Know how people interact with data
The final challenge is understanding how people use data. Externalisation means that data which once never left lab walls must now be worked on in shared spaces and carried between locations. Researchers used to ultra-secure labs therefore need to take on new levels of responsibility and adopt new behaviours.
An approach that we have used is to develop profiles of types of employees – researchers, project managers, etc – and build up a picture of their movements. For example where they carried data storage devices, and how they interacted with different systems. This is a good basis to then make informed recommendations against each partner’s existing information security policies.
Examples of sensible recommendations to emerge from this process have included: ensuring there are adequate private spaces, and clear rules for what can be done with each category of data. Users of the shared spaces must have clear answers to questions such as: Can I save this type of data on a shared instrument PC for a short while? Can I use the email account provided by our partner organisation for my organisation’s data? How do I transport 1GB of raw data back to my home laboratory?

• • • • • • •

What to produce: Extend the piece on how people interact with data, starting right after its last sentence.

[Boxed element entries]
• • • • • • •

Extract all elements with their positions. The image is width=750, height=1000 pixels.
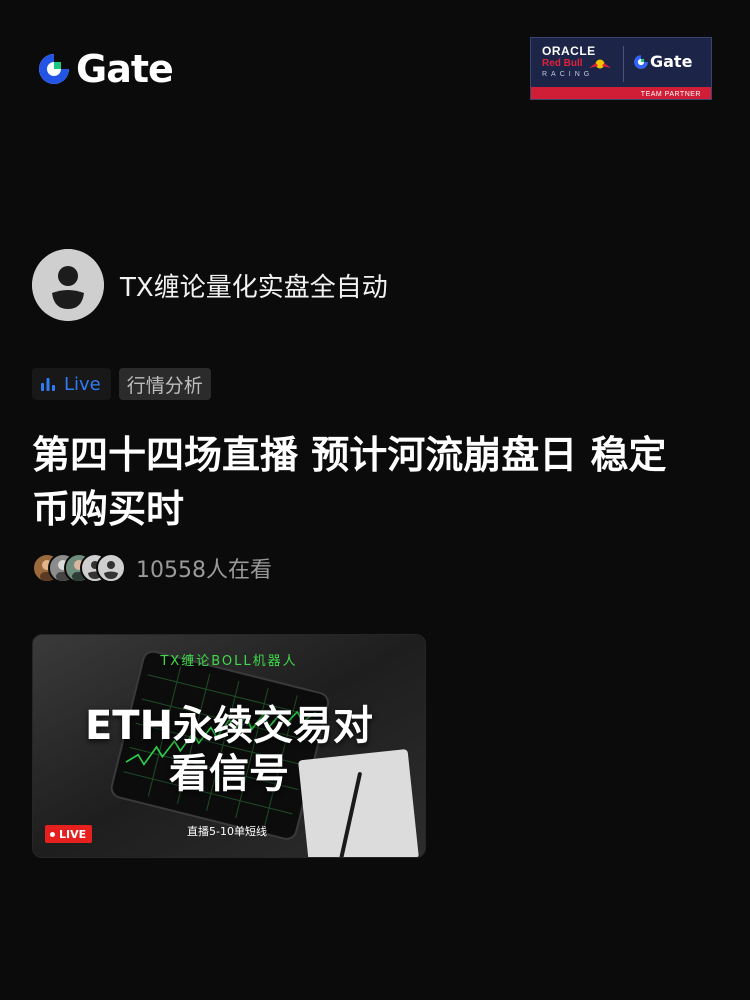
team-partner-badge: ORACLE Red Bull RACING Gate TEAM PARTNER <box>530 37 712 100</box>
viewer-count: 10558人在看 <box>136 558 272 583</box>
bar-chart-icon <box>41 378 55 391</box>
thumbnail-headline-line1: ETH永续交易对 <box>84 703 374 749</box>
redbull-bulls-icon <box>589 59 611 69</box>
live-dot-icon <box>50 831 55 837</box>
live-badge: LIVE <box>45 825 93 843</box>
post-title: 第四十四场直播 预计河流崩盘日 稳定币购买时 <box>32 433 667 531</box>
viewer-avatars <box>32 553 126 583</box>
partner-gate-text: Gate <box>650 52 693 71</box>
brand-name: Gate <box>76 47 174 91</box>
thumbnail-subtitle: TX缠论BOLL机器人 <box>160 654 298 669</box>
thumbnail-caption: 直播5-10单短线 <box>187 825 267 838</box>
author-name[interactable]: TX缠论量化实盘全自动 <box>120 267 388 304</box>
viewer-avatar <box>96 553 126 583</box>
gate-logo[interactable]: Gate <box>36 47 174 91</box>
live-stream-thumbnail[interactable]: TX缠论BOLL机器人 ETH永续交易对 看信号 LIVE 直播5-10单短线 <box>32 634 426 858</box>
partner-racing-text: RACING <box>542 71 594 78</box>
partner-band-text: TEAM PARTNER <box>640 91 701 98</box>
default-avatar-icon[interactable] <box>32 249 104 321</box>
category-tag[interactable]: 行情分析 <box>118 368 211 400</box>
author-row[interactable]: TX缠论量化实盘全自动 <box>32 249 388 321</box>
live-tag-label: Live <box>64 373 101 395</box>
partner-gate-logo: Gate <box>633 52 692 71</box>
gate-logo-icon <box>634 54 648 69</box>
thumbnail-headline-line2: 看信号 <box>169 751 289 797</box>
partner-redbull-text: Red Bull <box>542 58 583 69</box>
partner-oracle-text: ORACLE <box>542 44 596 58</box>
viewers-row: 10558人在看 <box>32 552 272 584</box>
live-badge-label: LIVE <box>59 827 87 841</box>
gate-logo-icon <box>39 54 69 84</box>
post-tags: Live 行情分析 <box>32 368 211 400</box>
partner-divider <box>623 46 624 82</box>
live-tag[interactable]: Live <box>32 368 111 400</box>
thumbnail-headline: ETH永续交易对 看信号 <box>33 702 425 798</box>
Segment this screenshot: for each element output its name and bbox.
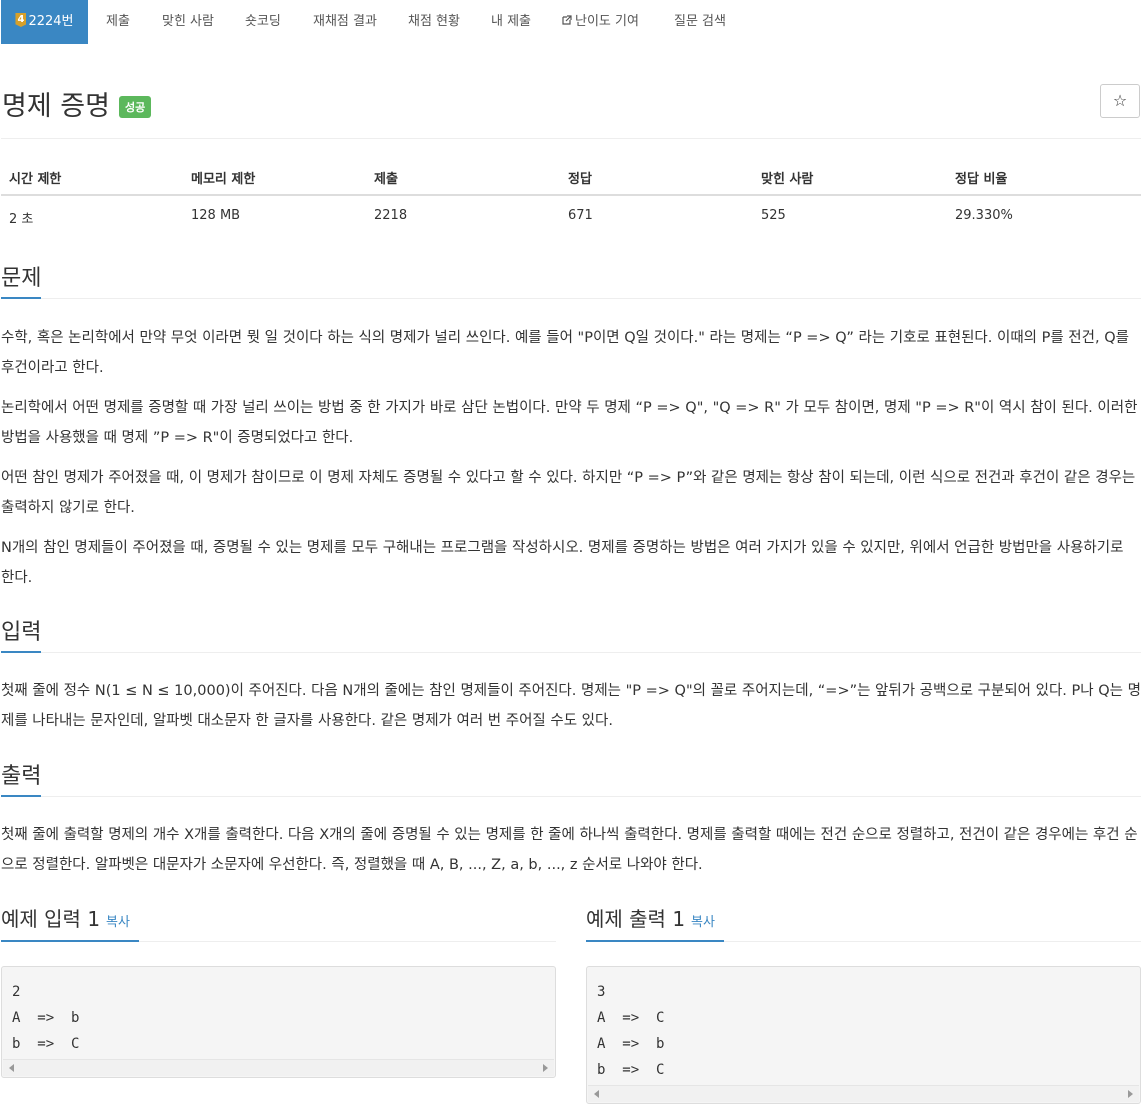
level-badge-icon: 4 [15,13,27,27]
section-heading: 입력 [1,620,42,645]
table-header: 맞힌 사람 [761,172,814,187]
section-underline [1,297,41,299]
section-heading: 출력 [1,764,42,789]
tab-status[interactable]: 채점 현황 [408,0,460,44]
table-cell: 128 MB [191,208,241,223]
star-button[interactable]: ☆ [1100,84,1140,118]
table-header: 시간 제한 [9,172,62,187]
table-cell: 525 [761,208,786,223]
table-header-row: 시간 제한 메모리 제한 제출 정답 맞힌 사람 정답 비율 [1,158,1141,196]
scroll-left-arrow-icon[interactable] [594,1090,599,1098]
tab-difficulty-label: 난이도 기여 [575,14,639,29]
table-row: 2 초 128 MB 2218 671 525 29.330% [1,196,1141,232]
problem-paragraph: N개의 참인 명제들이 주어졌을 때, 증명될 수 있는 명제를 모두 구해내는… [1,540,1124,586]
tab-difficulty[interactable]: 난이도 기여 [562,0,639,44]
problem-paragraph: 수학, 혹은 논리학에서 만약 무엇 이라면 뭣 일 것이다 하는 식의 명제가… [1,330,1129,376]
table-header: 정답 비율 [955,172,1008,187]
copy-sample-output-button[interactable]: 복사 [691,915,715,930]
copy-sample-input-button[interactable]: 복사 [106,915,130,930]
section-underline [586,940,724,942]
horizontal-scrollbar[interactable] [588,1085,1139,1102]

• • • • • • •

Final result:
Whilst in many ways R&D externalisation is an information security challenge, it is far more complex than simply stopping data leaking. The task requires a detailed understanding of complex scientific data, how that data could be used, how researchers engage with it, how it could be transported and in what situations it presents a risk. Only then is it possible to create systems that allow it to be worked on in the right format by the right people, whilst protecting it from the wrong people.